Exercise objective:
Will you output the entries below exactly, skipping every image they contain?

Source material:
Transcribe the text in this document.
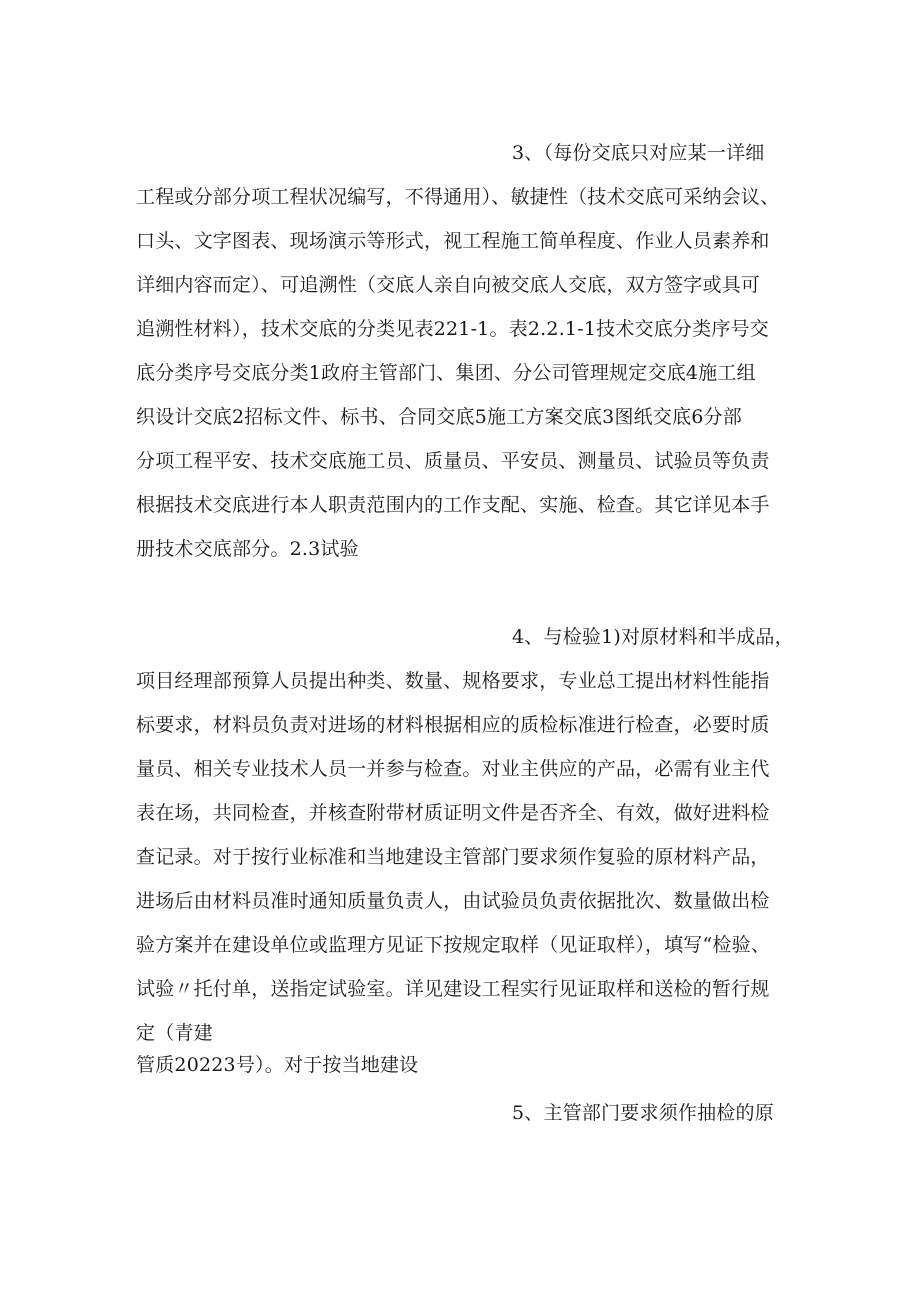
3、（每份交底只对应某一详细
工程或分部分项工程状况编写，不得通用）、敏捷性（技术交底可采纳会议、
口头、文字图表、现场演示等形式，视工程施工简单程度、作业人员素养和
详细内容而定）、可追溯性（交底人亲自向被交底人交底，双方签字或具可
追溯性材料），技术交底的分类见表221-1。表2.2.1-1技术交底分类序号交
底分类序号交底分类1政府主管部门、集团、分公司管理规定交底4施工组
织设计交底2招标文件、标书、合同交底5施工方案交底3图纸交底6分部
分项工程平安、技术交底施工员、质量员、平安员、测量员、试验员等负责
根据技术交底进行本人职责范围内的工作支配、实施、检查。其它详见本手
册技术交底部分。2.3试验
4、与检验1)对原材料和半成品，
项目经理部预算人员提出种类、数量、规格要求，专业总工提出材料性能指
标要求，材料员负责对进场的材料根据相应的质检标准进行检查，必要时质
量员、相关专业技术人员一并参与检查。对业主供应的产品，必需有业主代
表在场，共同检查，并核查附带材质证明文件是否齐全、有效，做好进料检
查记录。对于按行业标准和当地建设主管部门要求须作复验的原材料产品，
进场后由材料员准时通知质量负责人，由试验员负责依据批次、数量做出检
验方案并在建设单位或监理方见证下按规定取样（见证取样），填写“检验、
试验〃托付单，送指定试验室。详见建设工程实行见证取样和送检的暂行规
定（青建
管质20223号）。对于按当地建设
5、主管部门要求须作抽检的原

Reply:
Transcribe the text in this document.
3、（每份交底只对应某一详细
工程或分部分项工程状况编写，不得通用）、敏捷性（技术交底可采纳会议、
口头、文字图表、现场演示等形式，视工程施工简单程度、作业人员素养和
详细内容而定）、可追溯性（交底人亲自向被交底人交底，双方签字或具可
追溯性材料），技术交底的分类见表221-1。表2.2.1-1技术交底分类序号交
底分类序号交底分类1政府主管部门、集团、分公司管理规定交底4施工组
织设计交底2招标文件、标书、合同交底5施工方案交底3图纸交底6分部
分项工程平安、技术交底施工员、质量员、平安员、测量员、试验员等负责
根据技术交底进行本人职责范围内的工作支配、实施、检查。其它详见本手
册技术交底部分。2.3试验
4、与检验1)对原材料和半成品，
项目经理部预算人员提出种类、数量、规格要求，专业总工提出材料性能指
标要求，材料员负责对进场的材料根据相应的质检标准进行检查，必要时质
量员、相关专业技术人员一并参与检查。对业主供应的产品，必需有业主代
表在场，共同检查，并核查附带材质证明文件是否齐全、有效，做好进料检
查记录。对于按行业标准和当地建设主管部门要求须作复验的原材料产品，
进场后由材料员准时通知质量负责人，由试验员负责依据批次、数量做出检
验方案并在建设单位或监理方见证下按规定取样（见证取样），填写“检验、
试验〃托付单，送指定试验室。详见建设工程实行见证取样和送检的暂行规
定（青建
管质20223号）。对于按当地建设
5、主管部门要求须作抽检的原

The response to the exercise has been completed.